Vereisten:
(1) Schrijf uit de gegeven tekst het stuk van "2.         De uitspraak" tot en met "14 maart 2017." woord voor woord over.
(2) Vertaal deze zin uit de gegeven tekst in het Engels: "Naar het oordeel van de voorzitter is dat niet het geval."

── Gegeven tekst

1.         De beoordeling

De voorzitter stelt voorop dat in het kader van het verzoek om schorsing van de tenuitvoerlegging van een beslissing van de directeur slechts ruimte bestaat voor een voorlopige beoordeling en dat de zaak niet ten gronde kan worden onderzocht en beslist. Aan de orde is daarom slechts de vraag of de beslissing waartegen beklag is ingediend in strijd is met een wettelijk voorschrift dan wel zodanig onredelijk of onbillijk is dat er een spoedeisend belang is om thans over te gaan tot schorsing van de (verdere) tenuitvoerlegging van die beslissing. Naar het oordeel van de voorzitter is dat niet het geval. Uit de inlichtingen van de directeur, waaronder begrepen een verslag van 10 maart 2017, wordt voldoende aannemelijk dat op 10 maart  2017, tijdens de visitatieprocedure bij inkomst vanuit de locatie De Schie in de p.i. Vught, een hoeveelheid shag, voorgedraaide joints, een aansteker en een behoorlijke hoeveelheid hasj bij verzoeker (verstopt tussen zijn billen en/of in zijn anus) is aangetroffen. Gelet daarop kon de directeur – naar het voorlopig oordeel van de voorzitter – in redelijkheid onderhavige disciplinaire straf opleggen. Het verweer van verzoekers raadsvrouw dat de maximale duur van veertien dagen is overschreden nu verzoeker in de locatie De Schie ook al een disciplinaire straf van tien dagen was opgelegd wordt verworpen nu er geen sprake is van bestraffing voor één en hetzelfde feit. De stelling van de raadsvrouw dat de thans bestreden disciplinaire straf onredelijk is omdat verzoeker daarnaast ook is overgeplaatst naar een zwaarder regime kan evenmin doel treffen. Het verzoek zal daarom worden afgewezen.

 

2.         De uitspraak

De voorzitter wijst het verzoek af.

 

Aldus gedaan door mr. A. van Waarden, voorzitter, in tegenwoordigheid van B.A. Bogaars, secretaris, op 14 maart 2017.

────
── Regels

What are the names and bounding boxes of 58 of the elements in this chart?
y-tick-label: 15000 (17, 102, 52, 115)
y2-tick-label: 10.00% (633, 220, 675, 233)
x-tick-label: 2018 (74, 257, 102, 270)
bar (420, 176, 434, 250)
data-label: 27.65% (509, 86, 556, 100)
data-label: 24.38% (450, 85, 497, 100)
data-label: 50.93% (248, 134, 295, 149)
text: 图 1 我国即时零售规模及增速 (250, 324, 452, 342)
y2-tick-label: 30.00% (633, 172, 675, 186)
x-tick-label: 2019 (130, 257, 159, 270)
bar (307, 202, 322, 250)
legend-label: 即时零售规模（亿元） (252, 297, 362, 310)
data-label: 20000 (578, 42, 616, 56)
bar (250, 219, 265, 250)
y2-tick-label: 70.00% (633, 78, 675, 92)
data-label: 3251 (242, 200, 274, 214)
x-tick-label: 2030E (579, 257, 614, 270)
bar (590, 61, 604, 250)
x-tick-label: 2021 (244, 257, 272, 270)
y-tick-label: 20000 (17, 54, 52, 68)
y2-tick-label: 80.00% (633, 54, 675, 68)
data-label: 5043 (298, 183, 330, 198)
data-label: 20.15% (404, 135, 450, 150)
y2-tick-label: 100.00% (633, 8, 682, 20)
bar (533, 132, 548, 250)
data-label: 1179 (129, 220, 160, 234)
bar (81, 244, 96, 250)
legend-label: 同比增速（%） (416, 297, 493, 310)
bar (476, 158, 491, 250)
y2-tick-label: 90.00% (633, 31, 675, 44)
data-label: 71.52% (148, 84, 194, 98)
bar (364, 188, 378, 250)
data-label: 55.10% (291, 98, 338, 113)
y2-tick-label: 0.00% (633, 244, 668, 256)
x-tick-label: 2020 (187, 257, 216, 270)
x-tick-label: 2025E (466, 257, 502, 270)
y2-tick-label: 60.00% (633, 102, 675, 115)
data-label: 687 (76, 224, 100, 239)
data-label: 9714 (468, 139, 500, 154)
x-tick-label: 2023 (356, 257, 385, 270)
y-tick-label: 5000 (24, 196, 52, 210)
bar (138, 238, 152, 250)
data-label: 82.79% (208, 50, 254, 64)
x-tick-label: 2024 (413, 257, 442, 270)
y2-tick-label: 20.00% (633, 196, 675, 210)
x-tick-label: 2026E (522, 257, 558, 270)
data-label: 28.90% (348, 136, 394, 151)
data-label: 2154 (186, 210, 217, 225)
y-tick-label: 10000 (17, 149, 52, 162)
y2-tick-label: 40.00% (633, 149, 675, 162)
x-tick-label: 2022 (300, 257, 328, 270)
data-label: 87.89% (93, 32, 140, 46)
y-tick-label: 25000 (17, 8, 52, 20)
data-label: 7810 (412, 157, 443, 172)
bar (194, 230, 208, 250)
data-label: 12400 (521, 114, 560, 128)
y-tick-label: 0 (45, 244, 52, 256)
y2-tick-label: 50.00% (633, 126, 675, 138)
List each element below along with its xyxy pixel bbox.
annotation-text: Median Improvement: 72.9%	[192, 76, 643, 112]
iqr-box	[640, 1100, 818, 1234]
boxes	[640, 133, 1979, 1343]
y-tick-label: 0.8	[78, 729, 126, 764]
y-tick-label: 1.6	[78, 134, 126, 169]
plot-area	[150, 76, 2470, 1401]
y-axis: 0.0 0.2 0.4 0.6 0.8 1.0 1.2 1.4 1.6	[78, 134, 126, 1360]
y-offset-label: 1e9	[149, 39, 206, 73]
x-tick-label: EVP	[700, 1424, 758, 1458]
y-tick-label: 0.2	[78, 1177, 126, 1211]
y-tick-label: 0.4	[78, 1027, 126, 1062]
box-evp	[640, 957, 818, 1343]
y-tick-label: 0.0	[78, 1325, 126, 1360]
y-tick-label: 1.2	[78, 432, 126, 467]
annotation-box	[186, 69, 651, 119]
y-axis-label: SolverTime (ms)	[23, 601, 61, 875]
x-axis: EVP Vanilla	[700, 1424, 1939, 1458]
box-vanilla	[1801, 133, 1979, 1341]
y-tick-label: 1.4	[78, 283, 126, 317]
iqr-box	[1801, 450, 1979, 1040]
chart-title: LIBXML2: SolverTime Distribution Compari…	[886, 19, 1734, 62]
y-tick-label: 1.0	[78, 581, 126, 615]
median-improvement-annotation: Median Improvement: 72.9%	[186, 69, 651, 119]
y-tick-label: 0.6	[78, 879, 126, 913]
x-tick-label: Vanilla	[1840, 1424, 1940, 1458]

────

Uitwerkingen:
(1)
2.         De uitspraak

De voorzitter wijst het verzoek af.

 

Aldus gedaan door mr. A. van Waarden, voorzitter, in tegenwoordigheid van B.A. Bogaars, secretaris, op 14 maart 2017.

(2) In the opinion of the chair, that is not the case.